Task:
Every line with the string "SPOCTOPUS" must be copied from the entries below.

[Document page transcript entries]
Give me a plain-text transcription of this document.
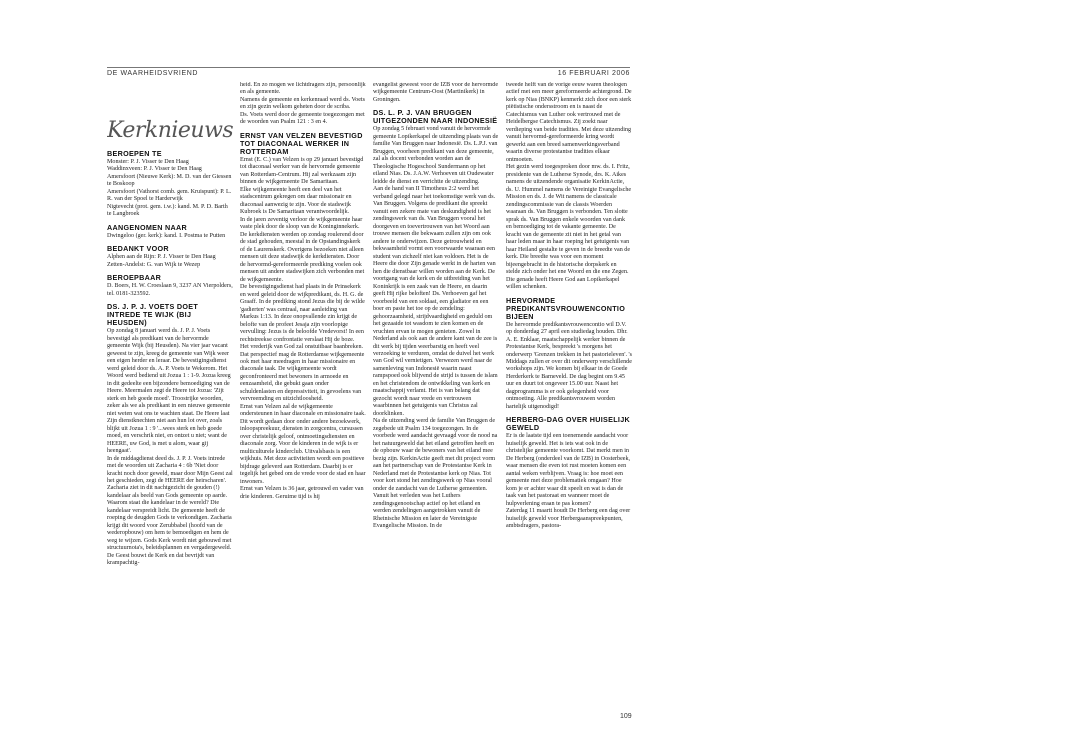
DE WAARHEIDSVRIEND	16 FEBRUARI 2006
Kerknieuws
BEROEPEN TE

Monster: P. J. Visser te Den Haag
Waddinxveen: P. J. Visser te Den Haag
Amersfoort (Nieuwe Kerk): M. D. van der Giessen te Boskoop
Amersfoort (Vathorst comb. gem. Kruispunt): P. L. R. van der Spoel te Harderwijk
Nigtevecht (prot. gem. i.w.): kand. M. P. D. Barth te Langbroek

AANGENOMEN NAAR

Dwingeloo (ger. kerk): kand. I. Postma te Putten

BEDANKT VOOR

Alphen aan de Rijn: P. J. Visser te Den Haag
Zetten-Andelst: G. van Wijk te Wezep

BEROEPBAAR

D. Boers, H. W. Croeslaan 9, 3237 AN Vierpolders, tel. 0181-323592.

DS. J. P. J. VOETS DOET INTREDE TE WIJK (BIJ HEUSDEN)

Op zondag 8 januari werd ds. J. P. J. Voets bevestigd als predikant van de hervormde gemeente Wijk (bij Heusden). Na vier jaar vacant geweest te zijn, kreeg de gemeente van Wijk weer een eigen herder en leraar. De bevestigingsdienst werd geleid door ds. A. P. Voets te Wekerom. Het Woord werd bediend uit Jozua 1 : 1-9. Jozua kreeg in dit gedeelte een bijzondere bemoediging van de Heere. Meermalen zegt de Heere tot Jozua: 'Zijt sterk en heb goede moed'. Troostrijke woorden, zeker als we als predikant in een nieuwe gemeente niet weten wat ons te wachten staat. De Heere laat Zijn dienstknechten niet aan hun lot over, zoals blijkt uit Jozua 1 : 9 '...wees sterk en heb goede moed, en verschrik niet, en ontzet u niet; want de HEERE, uw God, is met u alom, waar gij heengaat'.
In de middagdienst deed ds. J. P. J. Voets intrede met de woorden uit Zacharia 4 : 6b 'Niet door kracht noch door geweld, maar door Mijn Geest zal het geschieden, zegt de HEERE der heirscharen'. Zacharia ziet in dit nachtgezicht de gouden (!) kandelaar als beeld van Gods gemeente op aarde. Waarom staat die kandelaar in de wereld? Die kandelaar verspreidt licht. De gemeente heeft de roeping de deugden Gods te verkondigen. Zacharia krijgt dit woord voor Zerubbabel (hoofd van de wederopbouw) om hem te bemoedigen en hem de weg te wijzen. Gods Kerk wordt niet gebouwd met structuurnota's, beleidsplannen en vergadergeweld. De Geest bouwt de Kerk en dat bevrijdt van krampachtig-

heid. En zo mogen we lichtdragers zijn, persoonlijk en als gemeente.
Namens de gemeente en kerkenraad werd ds. Voets en zijn gezin welkom geheten door de scriba.
Ds. Voets werd door de gemeente toegezongen met de woorden van Psalm 121 : 3 en 4.

ERNST VAN VELZEN BEVESTIGD TOT DIACONAAL WERKER IN ROTTERDAM

Ernst (E. C.) van Velzen is op 29 januari bevestigd tot diaconaal werker van de hervormde gemeente van Rotterdam-Centrum. Hij zal werkzaam zijn binnen de wijkgemeente De Samaritaan.
Elke wijkgemeente heeft een deel van het stadscentrum gekregen om daar missionair en diaconaal aanwezig te zijn. Voor de stadswijk Kubroek is De Samaritaan verantwoordelijk.
In de jaren zeventig verloor de wijkgemeente haar vaste plek door de sloop van de Koninginnekerk. De kerkdiensten werden op zondag roulerend door de stad gehouden, meestal in de Opstandingskerk of de Laurenskerk. Overigens bezoeken niet alleen mensen uit deze stadswijk de kerkdiensten. Door de hervormd-gereformeerde prediking voelen ook mensen uit andere stadswijken zich verbonden met de wijkgemeente.
De bevestigingsdienst had plaats in de Prinsekerk en werd geleid door de wijkpredikant, ds. H. G. de Graaff. In de prediking stond Jezus die bij de wilde 'gadierten' was centraal, naar aanleiding van Markus 1:13. In deze onopvallende zin krijgt de belofte van de profeet Jesaja zijn voorlopige vervulling: Jezus is de beloofde Vredevorst! In een rechtstreekse confrontatie verslaat Hij de boze.
Het vrederijk van God zal onstuitbaar baanbreken. Dat perspectief mag de Rotterdamse wijkgemeente ook met haar meedragen in haar missionaire en diaconale taak. De wijkgemeente wordt geconfronteerd met bewoners in armoede en eenzaamheid, die gebukt gaan onder schuldenlasten en depressiviteit, in gevoelens van vervreemding en uitzichtloosheid.
Ernst van Velzen zal de wijkgemeente ondersteunen in haar diaconale en missionaire taak.
Dit wordt gedaan door onder andere bezoekwerk, inloopspreekuur, diensten in zorgcentra, cursussen over christelijk geloof, ontmoetingsdiensten en diaconale zorg. Voor de kinderen in de wijk is er multiculturele kinderclub. Uitvalsbasis is een wijkhuis. Met deze activiteiten wordt een positieve bijdrage geleverd aan Rotterdam. Daarbij is er tegelijk het gebed om de vrede voor de stad en haar inwoners.
Ernst van Velzen is 36 jaar, getrouwd en vader van drie kinderen. Geruime tijd is hij

evangelist geweest voor de IZB voor de hervormde wijkgemeente Centrum-Oost (Martinikerk) in Groningen.

DS. L. P. J. VAN BRUGGEN UITGEZONDEN NAAR INDONESIË

Op zondag 5 februari vond vanuit de hervormde gemeente Lopikerkapel de uitzending plaats van de familie Van Bruggen naar Indonesië. Ds. L.P.J. van Bruggen, voorheen predikant van deze gemeente, zal als docent verbonden worden aan de Theologische Hogeschool Sundermann op het eiland Nias. Ds. J.A.W. Verhoeven uit Oudewater leidde de dienst en verrichtte de uitzending.
Aan de hand van II Timotheus 2:2 werd het verband gelegd naar het toekomstige werk van ds. Van Bruggen. Volgens de predikant die spreekt vanuit een zekere mate van deskundigheid is het zendingswerk van ds. Van Bruggen vooral het doorgeven en toevertrouwen van het Woord aan trouwe mensen die bekwaam zullen zijn om ook andere te onderwijzen. Deze getrouwheid en bekwaamheid vormt een voorwaarde waaraan een student van zichzelf niet kan voldoen. Het is de Heere die door Zijn genade werkt in de harten van hen die dienstbaar willen worden aan de Kerk. De voortgang van de kerk en de uitbreiding van het Koninkrijk is een zaak van de Heere, en daarin geeft Hij rijke beloften! Ds. Verhoeven gaf het voorbeeld van een soldaat, een gladiator en een boer en paste het toe op de zendeling: gehoorzaamheid, strijdvaardigheid en geduld om het gezaaide tot wasdom te zien komen en de vruchten ervan te mogen genieten. Zowel in Nederland als ook aan de andere kant van de zee is dit werk bij tijden weerbarstig en heeft veel verzoeking te verduren, omdat de duivel het werk van God wil vernietigen. Verwezen werd naar de samenleving van Indonesië waarin naast rampspoed ook blijvend de strijd is tussen de islam en het christendom de ontwikkeling van kerk en maatschappij verlamt. Het is van belang dat gezocht wordt naar vrede en vertrouwen waarbinnen het getuigenis van Christus zal doorklinken.
Na de uitzending werd de familie Van Bruggen de zegebede uit Psalm 134 toegezongen. In de voorbede werd aandacht gevraagd voor de nood na het natuurgeweld dat het eiland getroffen heeft en de opbouw waar de bewoners van het eiland mee bezig zijn. KerkinActie geeft met dit project vorm aan het partnerschap van de Protestantse Kerk in Nederland met de Protestantse kerk op Nias. Tot voor kort stond het zendingswerk op Nias vooral onder de zandacht van de Lutherse gemeenten. Vanuit het verleden was het Luthers zendingsgenootschap actief op het eiland en werden zendelingen aangetrokken vanuit de Rheinische Mission en later de Vereinigste Evangelische Mission. In de

tweede helft van de vorige eeuw waren theologen actief met een meer gereformeerde achtergrond. De kerk op Nias (BNKP) kenmerkt zich door een sterk piëtistische ondersstroom en is naast de Catechismus van Luther ook vertrouwd met de Heidelbergse Catechismus. Zij zoekt naar verdieping van beide tradities. Met deze uitzending vanuit hervormd-gereformeerde kring wordt gewerkt aan een breed samenwerkingsverband waarin diverse protestantse tradities elkaar ontmoeten.
Het gezin werd toegesproken door mw. ds. I. Fritz, presidente van de Lutherse Synode, drs. K. Aikes namens de uitzendende organisatie KerkinActie, ds. U. Hummel namens de Vereinigte Evangelische Mission en ds. J. de Wit namens de classicale zendingscommissie van de classis Woerden waaraan ds. Van Bruggen is verbonden. Ten slotte sprak ds. Van Bruggen enkele woorden van dank en bemoediging tot de vakante gemeente. De kracht van de gemeente zit niet in het getal van haar leden maar in haar roeping het getuigenis van haar Heiland gestalte te geven in de breedte van de kerk. Die breedte was voor een moment bijeengebracht in de historische dorpskerk en stelde zich onder het ene Woord en die ene Zegen. Die genade heeft Heere God aan Lopikerkapel willen schenken.

HERVORMDE PREDIKANTSVROUWENCONTIO BIJEEN

De hervormde predikantsvrouwencontio wil D.V. op donderdag 27 april een studiedag houden. Dhr. A. E. Enklaar, maatschappelijk werker binnen de Protestantse Kerk, bespreekt 's morgens het onderwerp 'Grenzen trekken in het pastorieleven'. 's Middags zullen er over dit onderwerp verschillende workshops zijn. We komen bij elkaar in de Goede Herderkerk te Barneveld. De dag begint om 9.45 uur en duurt tot ongeveer 15.00 uur. Naast het dagprogramma is er ook gelegenheid voor ontmoeting. Alle predikantsvrouwen worden hartelijk uitgenodigd!

HERBERG-DAG OVER HUISELIJK GEWELD

Er is de laatste tijd een toenemende aandacht voor huiselijk geweld. Het is iets wat ook in de christelijke gemeente voorkomt. Dat merkt men in De Herberg (onderdeel van de IZB) in Oosterbeek, waar mensen die even tot rust moeten komen een aantal weken verblijven. Vraag is: hoe moet een gemeente met deze problematiek omgaan? Hoe kom je er achter waar dit speelt en wat is dan de taak van het pastoraat en wanneer moet de hulpverlening eraan te pas komen?
Zaterdag 11 maartt houdt De Herberg een dag over huiselijk geweld voor Herbergaanspreekpunten, ambtsdragers, pastora-

109
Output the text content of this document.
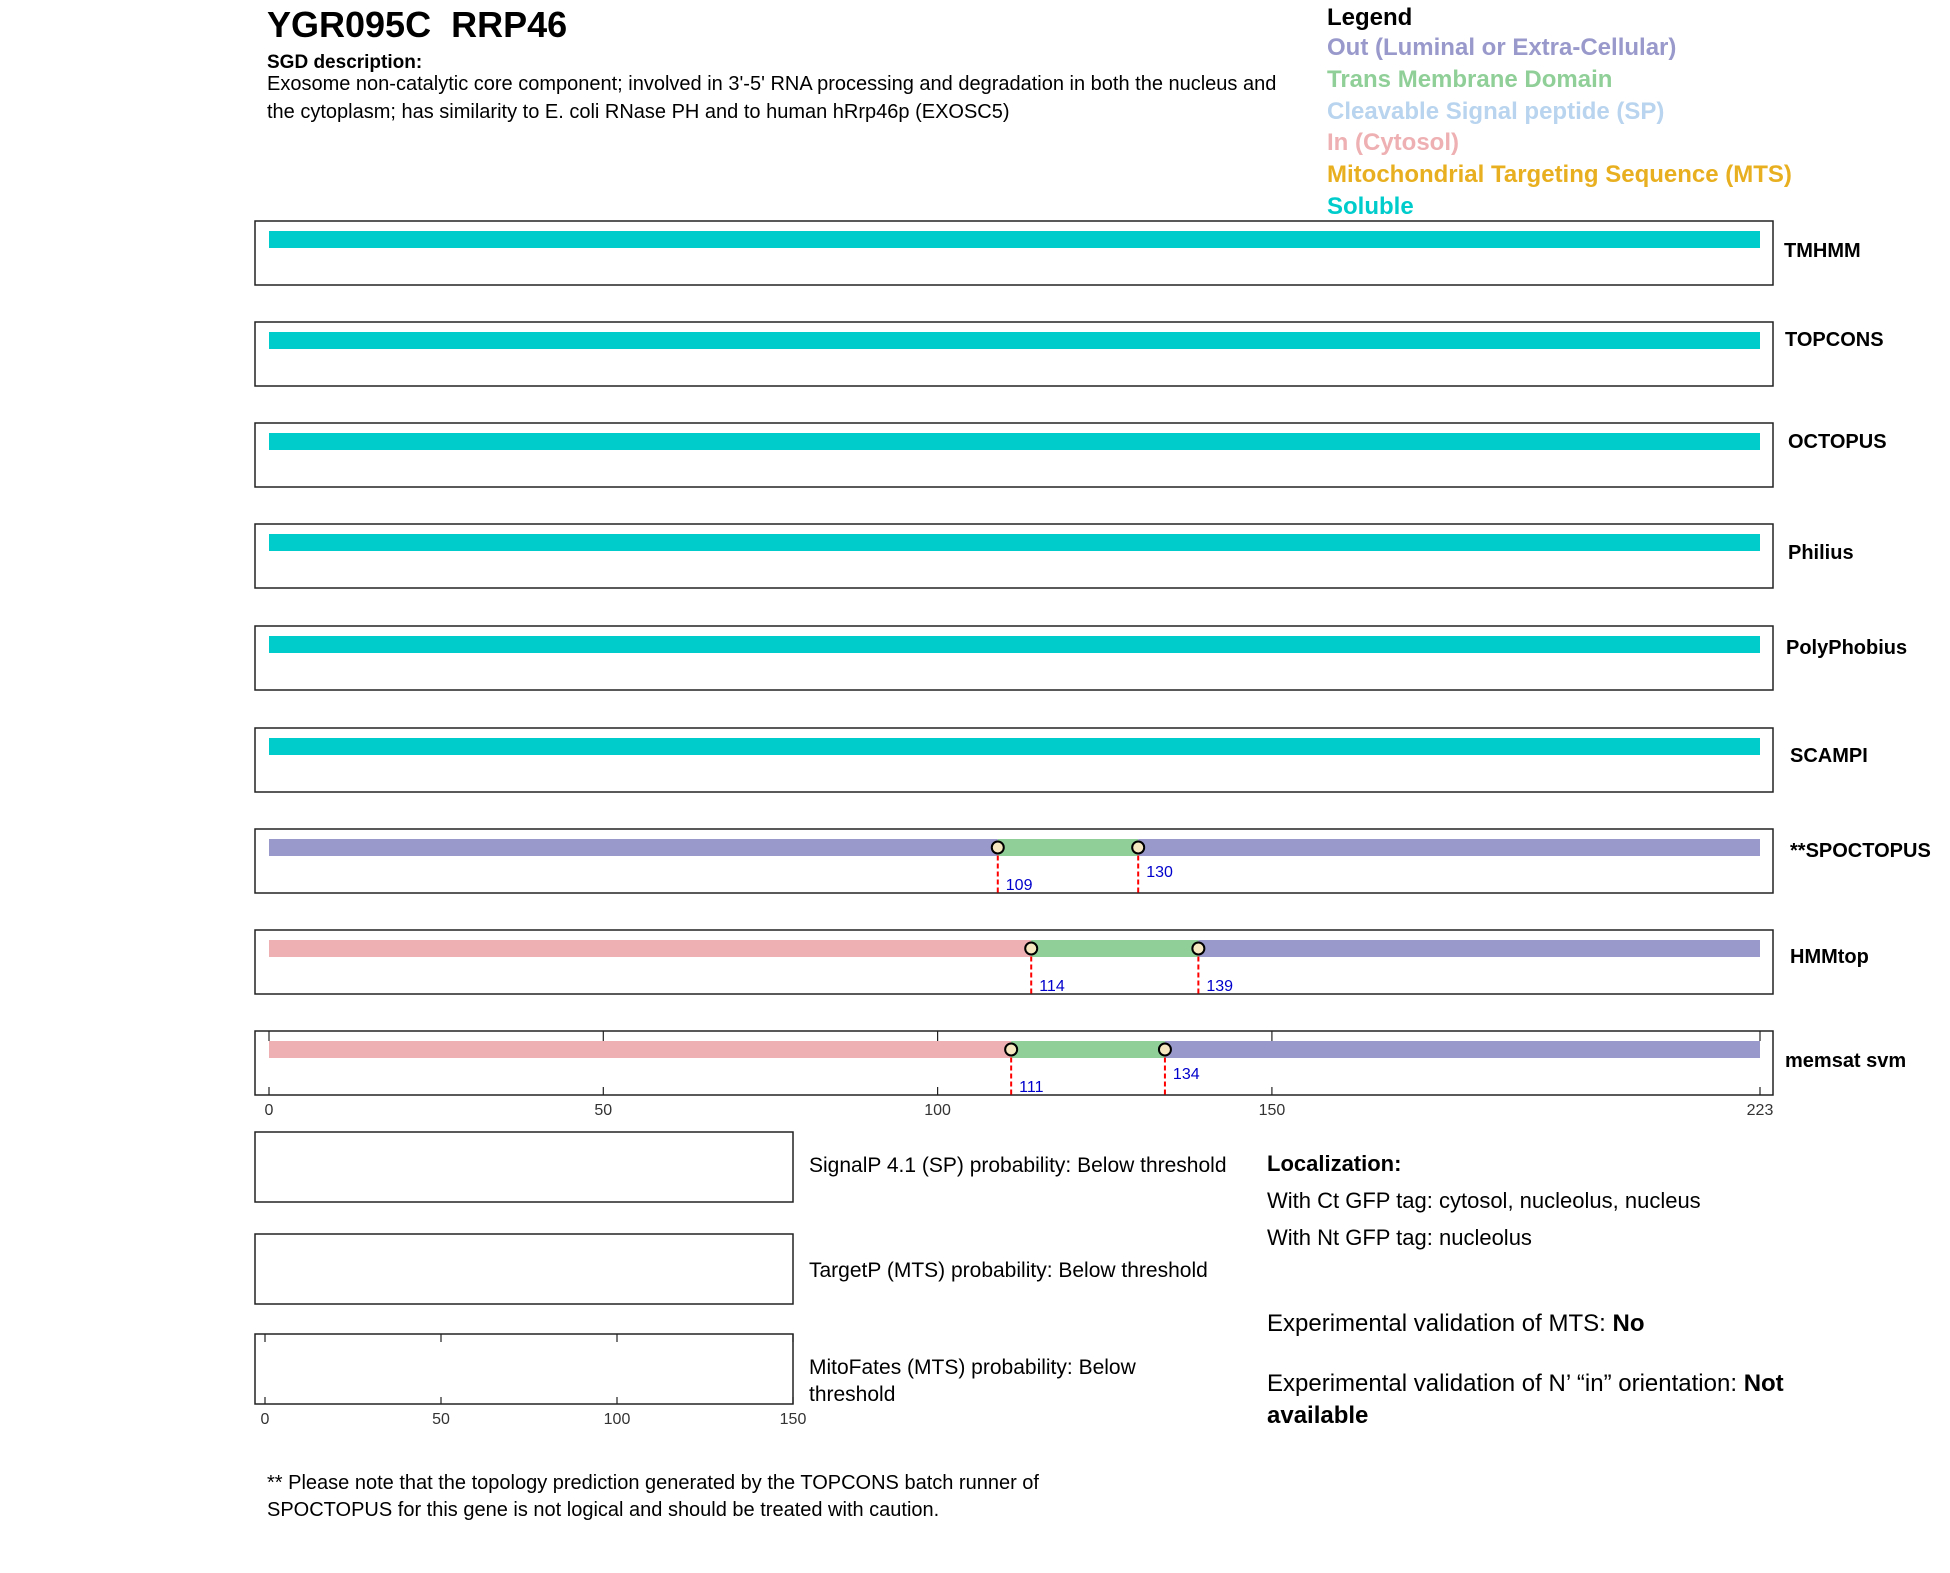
YGR095C  RRP46
SGD description:
Exosome non-catalytic core component; involved in 3'-5' RNA processing and degradation in both the nucleus and the cytoplasm; has similarity to E. coli RNase PH and to human hRrp46p (EXOSC5)
Legend
Out (Luminal or Extra-Cellular)
Trans Membrane Domain
Cleavable Signal peptide (SP)
In (Cytosol)
Mitochondrial Targeting Sequence (MTS)
Soluble
TMHMM
TOPCONS
OCTOPUS
Philius
PolyPhobius
SCAMPI
**SPOCTOPUS
109
130
HMMtop
114	139
memsat svm
111
134
0	50	100	150	223
0	50	100	150
SignalP 4.1 (SP) probability: Below threshold
TargetP (MTS) probability: Below threshold
MitoFates (MTS) probability: Below threshold
Localization:
With Ct GFP tag: cytosol, nucleolus, nucleus
With Nt GFP tag: nucleolus
Experimental validation of MTS: No
Experimental validation of N’ “in” orientation: Not available
** Please note that the topology prediction generated by the TOPCONS batch runner of SPOCTOPUS for this gene is not logical and should be treated with caution.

Answer for the task:
**SPOCTOPUS
** Please note that the topology prediction generated by the TOPCONS batch runner of SPOCTOPUS for this gene is not logical and should be treated with caution.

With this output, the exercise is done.